_GIVEN PASSAGE_.
= Beginning of Section =
People became disappointed in traditional medicine and increasingly turned to therapies advertised or heralded in the media as possible breakthroughs, including those with no scientific basis.
The early MS clinics were designed for general care, a multidisciplinary approach, and research and clinical trials. However, the approval of the first disease-modifying therapy in 1993 drove important changes. Interest in people with MS and the expansion of MS clinics was a major step forward in the care of individuals with MS and their families. The focus became multidisciplinary, with a strong emphasis on the complexity of managing the numerous new drugs, the testing required, and attention to the potential complications of treatment.
Moving Forward
In caring for the person with MS, we have moved from care by an individual physician to care by a cadre of health care professionals and social services that meet the needs of individuals. Although the new MS drugs have improved outcomes, their management is complex.
= End of Section =
_QUESTIONS TO ANSWER_.
1. Restate the stretch of the MS care passage from "People became disappointed" through "complications of treatment.", replacing every instance of "multidisciplinary" with "interdisciplinary".
2. Write what comes next in the MS care passage, starting after its final sentence.
These records have no connection to the MS care passage.

[Records taken from a collection]
= Beginning of Section =
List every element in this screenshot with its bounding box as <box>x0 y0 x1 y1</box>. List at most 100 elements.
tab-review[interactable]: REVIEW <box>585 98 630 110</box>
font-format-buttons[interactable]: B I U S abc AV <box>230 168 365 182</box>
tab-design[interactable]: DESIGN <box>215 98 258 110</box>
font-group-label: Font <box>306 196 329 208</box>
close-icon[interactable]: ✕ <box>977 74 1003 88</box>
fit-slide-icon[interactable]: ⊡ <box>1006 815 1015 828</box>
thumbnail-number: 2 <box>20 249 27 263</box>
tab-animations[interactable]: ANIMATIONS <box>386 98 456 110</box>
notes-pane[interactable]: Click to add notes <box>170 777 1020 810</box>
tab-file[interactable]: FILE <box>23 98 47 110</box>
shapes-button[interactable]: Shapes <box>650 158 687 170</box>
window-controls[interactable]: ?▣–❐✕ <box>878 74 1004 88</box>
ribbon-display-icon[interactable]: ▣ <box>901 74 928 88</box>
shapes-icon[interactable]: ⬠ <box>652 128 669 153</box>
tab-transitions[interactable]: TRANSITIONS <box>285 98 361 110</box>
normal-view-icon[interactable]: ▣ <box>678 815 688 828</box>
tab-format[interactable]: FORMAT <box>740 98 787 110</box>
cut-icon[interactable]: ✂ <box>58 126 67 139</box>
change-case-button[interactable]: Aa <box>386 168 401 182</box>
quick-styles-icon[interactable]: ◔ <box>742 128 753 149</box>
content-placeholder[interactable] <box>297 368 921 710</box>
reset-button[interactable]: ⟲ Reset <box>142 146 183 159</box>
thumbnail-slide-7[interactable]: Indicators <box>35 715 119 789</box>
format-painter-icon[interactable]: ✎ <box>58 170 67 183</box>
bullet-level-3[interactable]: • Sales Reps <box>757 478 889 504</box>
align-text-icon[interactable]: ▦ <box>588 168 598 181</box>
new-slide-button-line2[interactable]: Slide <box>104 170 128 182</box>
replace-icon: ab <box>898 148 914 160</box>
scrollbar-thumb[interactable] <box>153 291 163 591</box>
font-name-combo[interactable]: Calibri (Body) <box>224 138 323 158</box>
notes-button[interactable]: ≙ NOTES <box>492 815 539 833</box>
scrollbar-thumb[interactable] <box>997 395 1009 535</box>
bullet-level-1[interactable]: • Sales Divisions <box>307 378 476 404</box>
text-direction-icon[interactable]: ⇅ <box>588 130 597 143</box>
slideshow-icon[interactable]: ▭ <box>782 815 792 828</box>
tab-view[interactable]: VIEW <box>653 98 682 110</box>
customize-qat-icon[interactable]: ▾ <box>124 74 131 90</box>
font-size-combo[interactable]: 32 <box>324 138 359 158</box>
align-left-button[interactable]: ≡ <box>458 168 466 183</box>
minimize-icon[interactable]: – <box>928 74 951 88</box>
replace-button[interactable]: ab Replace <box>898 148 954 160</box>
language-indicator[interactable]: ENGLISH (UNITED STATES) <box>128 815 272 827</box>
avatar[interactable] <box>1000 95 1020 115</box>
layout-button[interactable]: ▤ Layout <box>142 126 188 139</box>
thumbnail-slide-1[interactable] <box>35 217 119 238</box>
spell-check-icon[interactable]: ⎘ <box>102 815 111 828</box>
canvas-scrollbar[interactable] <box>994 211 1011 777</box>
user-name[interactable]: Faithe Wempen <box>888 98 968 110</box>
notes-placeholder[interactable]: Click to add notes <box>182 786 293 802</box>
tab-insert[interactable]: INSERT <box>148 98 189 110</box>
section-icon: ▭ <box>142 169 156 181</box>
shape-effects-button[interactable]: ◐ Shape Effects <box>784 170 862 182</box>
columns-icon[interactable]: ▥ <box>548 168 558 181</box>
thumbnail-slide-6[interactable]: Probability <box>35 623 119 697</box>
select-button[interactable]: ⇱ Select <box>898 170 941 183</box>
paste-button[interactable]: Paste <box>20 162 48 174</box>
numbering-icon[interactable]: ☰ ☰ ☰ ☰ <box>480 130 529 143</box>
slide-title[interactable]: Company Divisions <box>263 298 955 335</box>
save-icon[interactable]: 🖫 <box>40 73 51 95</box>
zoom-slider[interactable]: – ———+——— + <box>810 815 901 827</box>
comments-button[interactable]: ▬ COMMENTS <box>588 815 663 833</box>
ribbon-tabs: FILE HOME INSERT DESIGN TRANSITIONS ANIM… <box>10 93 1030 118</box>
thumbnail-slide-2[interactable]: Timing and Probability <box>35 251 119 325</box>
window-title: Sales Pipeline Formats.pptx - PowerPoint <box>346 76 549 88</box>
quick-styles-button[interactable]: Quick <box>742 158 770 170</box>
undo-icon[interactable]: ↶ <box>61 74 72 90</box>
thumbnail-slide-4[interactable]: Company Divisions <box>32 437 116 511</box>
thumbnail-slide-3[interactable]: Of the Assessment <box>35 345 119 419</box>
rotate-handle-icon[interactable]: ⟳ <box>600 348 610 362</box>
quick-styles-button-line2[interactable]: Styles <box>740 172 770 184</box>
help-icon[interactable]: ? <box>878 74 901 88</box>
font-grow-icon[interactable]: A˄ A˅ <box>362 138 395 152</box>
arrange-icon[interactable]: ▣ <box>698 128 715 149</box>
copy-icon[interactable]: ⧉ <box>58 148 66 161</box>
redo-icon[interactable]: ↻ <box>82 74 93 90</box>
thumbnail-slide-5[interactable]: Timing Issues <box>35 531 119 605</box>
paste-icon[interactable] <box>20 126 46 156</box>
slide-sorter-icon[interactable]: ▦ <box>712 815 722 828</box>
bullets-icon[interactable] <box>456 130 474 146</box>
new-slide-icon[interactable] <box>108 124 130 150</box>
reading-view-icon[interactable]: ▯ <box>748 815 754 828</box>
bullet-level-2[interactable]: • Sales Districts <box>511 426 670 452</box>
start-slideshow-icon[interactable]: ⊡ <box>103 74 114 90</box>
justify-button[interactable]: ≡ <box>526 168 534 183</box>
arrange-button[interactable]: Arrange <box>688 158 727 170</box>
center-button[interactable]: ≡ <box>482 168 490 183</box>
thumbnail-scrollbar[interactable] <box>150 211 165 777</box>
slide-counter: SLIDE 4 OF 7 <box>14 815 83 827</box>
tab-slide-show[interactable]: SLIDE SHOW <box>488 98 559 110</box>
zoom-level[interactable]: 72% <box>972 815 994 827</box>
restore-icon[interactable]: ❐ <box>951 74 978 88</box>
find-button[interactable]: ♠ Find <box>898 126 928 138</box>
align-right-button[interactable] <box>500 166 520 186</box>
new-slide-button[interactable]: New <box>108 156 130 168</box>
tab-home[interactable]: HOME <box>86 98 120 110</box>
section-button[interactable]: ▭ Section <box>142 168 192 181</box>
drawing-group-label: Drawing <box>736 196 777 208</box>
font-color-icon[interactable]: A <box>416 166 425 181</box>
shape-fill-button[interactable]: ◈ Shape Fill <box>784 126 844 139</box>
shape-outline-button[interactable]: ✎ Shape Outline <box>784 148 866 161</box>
= End of Section =
_EXPECTED RESPONSES_.
1.
People became disappointed in traditional medicine and increasingly turned to therapies advertised or heralded in the media as possible breakthroughs, including those with no scientific basis.
The early MS clinics were designed for general care, a interdisciplinary approach, and research and clinical trials. However, the approval of the first disease-modifying therapy in 1993 drove important changes. Interest in people with MS and the expansion of MS clinics was a major step forward in the care of individuals with MS and their families. The focus became interdisciplinary, with a strong emphasis on the complexity of managing the numerous new drugs, the testing required, and attention to the potential complications of treatment.

2.
The primacy of the individual is recognized in care and the term “guided self-management” is a useful concept as it recognizes that the individual has to manage a lifelong condition with support from many professionals and agencies to advise, assist, and guide them throughout the years. The many multidisciplinary MS clinics bring together various professionals—including neurologists, rehabilitation specialists, psychologists, nurses, physiotherapists, occupational therapists, speech therapists, and social workers, among others—who have knowledge and skills to address the different needs of each individual. An organization such as the Consortium of MS Clinics brings those professionals together to learn from one other. This multidisciplinary supportive approach assures sensitive, respectful, and exemplary collaborative care at a time when the management of therapeutics has become more time-consuming and complex. The approach requires good communication among all involved to avoid fragmentation of care and services.
Summary
In the past, physician offices, hospital clinics, and inpatient services were designed for the comfort, efficiency, and primacy of the professionals and the administration. It is important that, in the future, services be centered around the person with MS and systems designed for the comfort, efficiency, and primacy of the individual with MS.